Task instructions: Find all the lines with "Average" and gather them.

Items from a data source:

-=-=-

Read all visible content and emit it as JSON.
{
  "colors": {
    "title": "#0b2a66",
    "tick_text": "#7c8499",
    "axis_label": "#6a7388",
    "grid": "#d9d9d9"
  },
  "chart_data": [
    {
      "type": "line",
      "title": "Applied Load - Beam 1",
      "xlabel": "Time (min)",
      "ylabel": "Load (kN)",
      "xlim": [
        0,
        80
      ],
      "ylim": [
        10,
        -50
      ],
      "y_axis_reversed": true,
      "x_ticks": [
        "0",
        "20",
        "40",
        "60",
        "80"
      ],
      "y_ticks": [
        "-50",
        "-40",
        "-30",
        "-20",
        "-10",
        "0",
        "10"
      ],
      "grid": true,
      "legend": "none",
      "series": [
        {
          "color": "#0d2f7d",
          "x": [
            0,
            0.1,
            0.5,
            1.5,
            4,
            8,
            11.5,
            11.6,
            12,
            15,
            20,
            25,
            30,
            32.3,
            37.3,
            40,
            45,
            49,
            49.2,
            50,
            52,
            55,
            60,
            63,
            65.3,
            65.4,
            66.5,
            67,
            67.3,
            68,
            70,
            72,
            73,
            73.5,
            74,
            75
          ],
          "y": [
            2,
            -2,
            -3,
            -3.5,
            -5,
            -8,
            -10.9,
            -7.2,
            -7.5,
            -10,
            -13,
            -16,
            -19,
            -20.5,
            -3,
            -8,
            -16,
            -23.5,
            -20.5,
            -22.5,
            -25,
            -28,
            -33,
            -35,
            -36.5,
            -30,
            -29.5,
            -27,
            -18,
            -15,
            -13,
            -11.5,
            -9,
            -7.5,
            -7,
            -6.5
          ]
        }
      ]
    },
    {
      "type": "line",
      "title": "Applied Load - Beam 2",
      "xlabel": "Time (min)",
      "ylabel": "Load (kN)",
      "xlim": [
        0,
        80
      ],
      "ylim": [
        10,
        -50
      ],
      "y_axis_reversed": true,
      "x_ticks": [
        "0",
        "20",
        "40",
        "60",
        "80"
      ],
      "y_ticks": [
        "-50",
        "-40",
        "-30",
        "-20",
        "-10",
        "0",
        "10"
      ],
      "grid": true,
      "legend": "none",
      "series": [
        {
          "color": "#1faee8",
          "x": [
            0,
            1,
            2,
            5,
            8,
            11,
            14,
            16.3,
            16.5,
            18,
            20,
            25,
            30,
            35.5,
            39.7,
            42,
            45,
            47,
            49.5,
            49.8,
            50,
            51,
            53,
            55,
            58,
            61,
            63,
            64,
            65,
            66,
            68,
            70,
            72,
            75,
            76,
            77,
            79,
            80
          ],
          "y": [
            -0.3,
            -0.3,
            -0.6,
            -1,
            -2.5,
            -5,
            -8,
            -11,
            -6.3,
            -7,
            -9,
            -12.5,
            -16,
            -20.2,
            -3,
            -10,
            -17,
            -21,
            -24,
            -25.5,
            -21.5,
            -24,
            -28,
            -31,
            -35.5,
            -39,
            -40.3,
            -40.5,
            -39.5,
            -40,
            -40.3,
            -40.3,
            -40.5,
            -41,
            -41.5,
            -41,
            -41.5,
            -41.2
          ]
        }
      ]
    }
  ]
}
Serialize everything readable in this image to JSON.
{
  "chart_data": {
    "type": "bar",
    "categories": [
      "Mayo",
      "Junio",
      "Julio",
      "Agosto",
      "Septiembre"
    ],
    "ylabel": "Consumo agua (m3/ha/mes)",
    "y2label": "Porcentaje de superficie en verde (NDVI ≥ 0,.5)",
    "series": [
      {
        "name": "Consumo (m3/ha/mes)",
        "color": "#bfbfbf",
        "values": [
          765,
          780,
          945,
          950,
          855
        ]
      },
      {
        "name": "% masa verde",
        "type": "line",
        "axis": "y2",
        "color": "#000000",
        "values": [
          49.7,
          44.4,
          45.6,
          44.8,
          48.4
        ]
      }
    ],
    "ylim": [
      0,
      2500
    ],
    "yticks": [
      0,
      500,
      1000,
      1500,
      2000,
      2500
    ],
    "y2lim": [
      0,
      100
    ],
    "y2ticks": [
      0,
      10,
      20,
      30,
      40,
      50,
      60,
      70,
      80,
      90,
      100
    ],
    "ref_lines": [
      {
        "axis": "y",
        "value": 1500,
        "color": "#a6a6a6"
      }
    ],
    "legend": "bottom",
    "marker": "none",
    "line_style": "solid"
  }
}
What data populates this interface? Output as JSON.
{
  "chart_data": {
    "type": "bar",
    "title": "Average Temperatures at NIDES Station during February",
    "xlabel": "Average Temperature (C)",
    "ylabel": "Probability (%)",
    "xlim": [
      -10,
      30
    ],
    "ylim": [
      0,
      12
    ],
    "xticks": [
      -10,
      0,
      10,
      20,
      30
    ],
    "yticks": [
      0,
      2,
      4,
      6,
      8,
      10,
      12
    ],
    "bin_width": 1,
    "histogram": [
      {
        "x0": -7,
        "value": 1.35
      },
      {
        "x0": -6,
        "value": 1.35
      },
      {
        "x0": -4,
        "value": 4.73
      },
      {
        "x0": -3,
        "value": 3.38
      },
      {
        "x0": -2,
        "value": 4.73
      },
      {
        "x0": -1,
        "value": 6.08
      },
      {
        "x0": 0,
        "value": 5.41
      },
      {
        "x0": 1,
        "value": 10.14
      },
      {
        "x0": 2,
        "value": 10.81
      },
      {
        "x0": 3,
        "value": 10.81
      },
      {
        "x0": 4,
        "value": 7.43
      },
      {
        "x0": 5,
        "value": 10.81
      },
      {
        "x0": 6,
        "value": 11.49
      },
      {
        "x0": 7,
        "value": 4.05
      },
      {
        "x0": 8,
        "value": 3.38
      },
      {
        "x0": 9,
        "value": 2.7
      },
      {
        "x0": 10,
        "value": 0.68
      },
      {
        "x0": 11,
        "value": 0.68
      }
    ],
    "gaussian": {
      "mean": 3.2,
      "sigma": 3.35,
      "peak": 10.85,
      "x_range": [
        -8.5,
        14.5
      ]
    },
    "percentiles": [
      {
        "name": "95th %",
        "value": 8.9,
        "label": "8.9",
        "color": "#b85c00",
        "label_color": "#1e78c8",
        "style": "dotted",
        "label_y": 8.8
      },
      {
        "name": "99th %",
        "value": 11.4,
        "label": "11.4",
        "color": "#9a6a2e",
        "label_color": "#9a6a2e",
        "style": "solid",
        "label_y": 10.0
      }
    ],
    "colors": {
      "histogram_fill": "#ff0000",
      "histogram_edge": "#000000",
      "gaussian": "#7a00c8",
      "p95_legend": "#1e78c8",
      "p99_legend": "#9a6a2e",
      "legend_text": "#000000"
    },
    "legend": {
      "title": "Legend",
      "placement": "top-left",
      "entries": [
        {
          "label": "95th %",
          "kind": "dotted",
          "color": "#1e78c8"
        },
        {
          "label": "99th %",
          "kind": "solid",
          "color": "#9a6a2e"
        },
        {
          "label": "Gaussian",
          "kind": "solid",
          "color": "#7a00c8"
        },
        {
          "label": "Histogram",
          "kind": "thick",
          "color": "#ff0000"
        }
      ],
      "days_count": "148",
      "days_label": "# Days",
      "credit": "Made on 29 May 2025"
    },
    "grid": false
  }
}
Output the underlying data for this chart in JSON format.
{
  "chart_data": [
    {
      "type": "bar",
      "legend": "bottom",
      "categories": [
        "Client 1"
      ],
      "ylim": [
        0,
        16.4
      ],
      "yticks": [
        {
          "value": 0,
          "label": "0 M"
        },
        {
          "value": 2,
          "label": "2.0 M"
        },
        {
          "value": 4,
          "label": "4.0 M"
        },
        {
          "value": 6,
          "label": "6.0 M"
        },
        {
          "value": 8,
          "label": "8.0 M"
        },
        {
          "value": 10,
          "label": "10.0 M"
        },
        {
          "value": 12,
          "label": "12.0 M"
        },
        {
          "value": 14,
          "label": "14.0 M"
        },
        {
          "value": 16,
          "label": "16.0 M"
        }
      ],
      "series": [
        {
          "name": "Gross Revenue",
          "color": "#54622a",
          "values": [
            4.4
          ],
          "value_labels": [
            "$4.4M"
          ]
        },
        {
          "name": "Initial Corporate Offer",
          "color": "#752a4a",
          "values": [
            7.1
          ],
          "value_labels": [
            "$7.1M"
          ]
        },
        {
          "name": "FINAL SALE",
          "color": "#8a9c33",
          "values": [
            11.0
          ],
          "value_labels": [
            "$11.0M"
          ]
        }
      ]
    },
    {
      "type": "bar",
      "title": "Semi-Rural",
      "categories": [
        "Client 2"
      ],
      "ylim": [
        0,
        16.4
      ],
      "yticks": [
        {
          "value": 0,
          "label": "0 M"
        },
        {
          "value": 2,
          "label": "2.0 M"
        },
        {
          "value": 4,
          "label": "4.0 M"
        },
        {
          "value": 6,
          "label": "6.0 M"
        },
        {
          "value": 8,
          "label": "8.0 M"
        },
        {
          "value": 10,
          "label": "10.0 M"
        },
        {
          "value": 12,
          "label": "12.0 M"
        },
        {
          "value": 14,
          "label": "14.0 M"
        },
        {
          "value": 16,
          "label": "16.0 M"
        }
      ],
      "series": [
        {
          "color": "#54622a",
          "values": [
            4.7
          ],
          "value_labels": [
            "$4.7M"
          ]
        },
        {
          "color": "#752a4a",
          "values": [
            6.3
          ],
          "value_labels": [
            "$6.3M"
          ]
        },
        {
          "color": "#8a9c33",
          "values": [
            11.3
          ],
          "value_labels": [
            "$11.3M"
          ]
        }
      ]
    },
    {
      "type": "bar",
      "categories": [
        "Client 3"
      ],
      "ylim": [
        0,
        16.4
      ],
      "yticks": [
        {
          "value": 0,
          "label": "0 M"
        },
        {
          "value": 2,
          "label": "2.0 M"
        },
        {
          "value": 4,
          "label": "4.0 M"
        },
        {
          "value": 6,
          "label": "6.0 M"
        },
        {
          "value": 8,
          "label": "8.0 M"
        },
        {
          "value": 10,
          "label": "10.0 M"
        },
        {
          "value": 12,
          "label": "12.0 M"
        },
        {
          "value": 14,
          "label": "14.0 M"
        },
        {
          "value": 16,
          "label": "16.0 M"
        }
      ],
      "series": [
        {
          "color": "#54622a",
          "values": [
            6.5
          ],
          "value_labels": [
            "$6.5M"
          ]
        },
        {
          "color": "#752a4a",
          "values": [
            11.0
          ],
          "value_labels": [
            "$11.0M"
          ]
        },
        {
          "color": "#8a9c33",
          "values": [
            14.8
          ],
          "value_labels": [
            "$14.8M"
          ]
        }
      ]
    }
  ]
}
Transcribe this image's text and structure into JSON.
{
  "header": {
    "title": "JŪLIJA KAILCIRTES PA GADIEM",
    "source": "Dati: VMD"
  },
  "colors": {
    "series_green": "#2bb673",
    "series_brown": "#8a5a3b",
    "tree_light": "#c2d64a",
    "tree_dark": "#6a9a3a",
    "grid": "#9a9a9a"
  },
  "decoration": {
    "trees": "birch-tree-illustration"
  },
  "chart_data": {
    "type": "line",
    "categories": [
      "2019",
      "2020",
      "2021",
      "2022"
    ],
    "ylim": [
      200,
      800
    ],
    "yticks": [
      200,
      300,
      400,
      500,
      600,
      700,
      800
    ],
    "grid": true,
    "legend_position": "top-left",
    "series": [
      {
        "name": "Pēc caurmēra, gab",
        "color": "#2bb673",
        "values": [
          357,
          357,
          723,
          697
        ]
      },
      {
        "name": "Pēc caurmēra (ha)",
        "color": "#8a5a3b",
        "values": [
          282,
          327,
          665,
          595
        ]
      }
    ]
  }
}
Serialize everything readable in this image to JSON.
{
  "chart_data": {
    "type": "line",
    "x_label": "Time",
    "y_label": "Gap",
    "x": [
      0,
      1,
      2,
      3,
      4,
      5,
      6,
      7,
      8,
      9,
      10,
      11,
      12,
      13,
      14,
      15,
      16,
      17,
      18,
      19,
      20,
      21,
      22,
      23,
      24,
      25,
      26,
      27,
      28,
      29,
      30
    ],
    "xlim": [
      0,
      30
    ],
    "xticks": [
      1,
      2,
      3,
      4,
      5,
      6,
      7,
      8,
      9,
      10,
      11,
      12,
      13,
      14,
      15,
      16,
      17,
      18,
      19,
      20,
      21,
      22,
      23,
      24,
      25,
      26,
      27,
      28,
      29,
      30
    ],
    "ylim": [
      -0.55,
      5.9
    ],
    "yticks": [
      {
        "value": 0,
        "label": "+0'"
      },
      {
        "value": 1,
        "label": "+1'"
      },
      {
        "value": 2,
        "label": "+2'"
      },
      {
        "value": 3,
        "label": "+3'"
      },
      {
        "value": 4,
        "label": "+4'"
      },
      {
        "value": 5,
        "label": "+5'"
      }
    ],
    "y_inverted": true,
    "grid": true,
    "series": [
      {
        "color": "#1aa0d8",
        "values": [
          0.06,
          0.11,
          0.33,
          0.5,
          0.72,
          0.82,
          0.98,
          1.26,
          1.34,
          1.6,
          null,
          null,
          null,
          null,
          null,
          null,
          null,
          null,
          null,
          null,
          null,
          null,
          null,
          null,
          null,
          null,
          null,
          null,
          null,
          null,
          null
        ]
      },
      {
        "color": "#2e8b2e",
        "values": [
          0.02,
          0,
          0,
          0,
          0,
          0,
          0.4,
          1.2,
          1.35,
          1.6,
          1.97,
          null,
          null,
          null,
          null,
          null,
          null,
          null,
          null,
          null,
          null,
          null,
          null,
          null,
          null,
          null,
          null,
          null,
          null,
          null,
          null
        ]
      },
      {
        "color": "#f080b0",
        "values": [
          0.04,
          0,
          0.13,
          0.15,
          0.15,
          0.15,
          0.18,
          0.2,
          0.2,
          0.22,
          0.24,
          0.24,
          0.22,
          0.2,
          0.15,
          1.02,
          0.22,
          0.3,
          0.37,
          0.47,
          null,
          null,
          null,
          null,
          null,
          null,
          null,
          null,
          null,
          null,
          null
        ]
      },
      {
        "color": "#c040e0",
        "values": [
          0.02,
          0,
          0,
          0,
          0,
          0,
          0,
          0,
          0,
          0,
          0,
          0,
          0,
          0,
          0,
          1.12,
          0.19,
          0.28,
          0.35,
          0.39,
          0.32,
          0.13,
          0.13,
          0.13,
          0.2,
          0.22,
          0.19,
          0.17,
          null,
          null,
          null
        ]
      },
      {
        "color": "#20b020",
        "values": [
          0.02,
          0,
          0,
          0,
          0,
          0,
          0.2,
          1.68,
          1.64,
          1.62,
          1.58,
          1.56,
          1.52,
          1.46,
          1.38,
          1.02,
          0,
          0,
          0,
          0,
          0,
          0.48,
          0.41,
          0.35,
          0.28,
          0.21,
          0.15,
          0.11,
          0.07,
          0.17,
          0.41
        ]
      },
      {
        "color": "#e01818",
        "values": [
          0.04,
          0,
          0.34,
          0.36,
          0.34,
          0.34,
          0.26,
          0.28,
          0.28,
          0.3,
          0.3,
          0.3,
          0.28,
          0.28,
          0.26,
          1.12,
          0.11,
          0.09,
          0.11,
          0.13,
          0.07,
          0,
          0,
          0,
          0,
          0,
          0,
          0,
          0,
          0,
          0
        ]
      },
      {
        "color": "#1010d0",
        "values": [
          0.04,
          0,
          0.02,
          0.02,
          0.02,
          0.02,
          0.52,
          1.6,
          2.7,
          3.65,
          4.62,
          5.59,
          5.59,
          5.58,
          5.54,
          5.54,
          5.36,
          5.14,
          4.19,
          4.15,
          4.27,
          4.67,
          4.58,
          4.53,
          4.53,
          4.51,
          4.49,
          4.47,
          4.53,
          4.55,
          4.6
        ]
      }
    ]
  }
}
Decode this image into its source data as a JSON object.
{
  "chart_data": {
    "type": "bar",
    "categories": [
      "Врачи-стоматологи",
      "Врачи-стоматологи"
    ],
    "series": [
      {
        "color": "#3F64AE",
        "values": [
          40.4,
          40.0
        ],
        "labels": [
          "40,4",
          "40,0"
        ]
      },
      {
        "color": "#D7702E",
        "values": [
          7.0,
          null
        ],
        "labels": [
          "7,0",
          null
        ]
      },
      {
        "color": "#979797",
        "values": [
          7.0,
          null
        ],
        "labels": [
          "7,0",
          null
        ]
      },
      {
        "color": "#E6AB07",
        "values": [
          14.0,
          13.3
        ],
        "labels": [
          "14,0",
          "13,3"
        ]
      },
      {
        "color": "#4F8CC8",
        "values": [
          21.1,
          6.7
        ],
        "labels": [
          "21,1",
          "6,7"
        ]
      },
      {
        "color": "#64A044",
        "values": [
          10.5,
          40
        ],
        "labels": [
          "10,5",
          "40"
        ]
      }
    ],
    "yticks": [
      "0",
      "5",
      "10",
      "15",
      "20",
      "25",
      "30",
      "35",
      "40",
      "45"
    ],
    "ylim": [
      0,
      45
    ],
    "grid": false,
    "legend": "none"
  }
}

-=-=-

Task output:
    "title": "Average Temperatures at NIDES Station during February",
    "xlabel": "Average Temperature (C)",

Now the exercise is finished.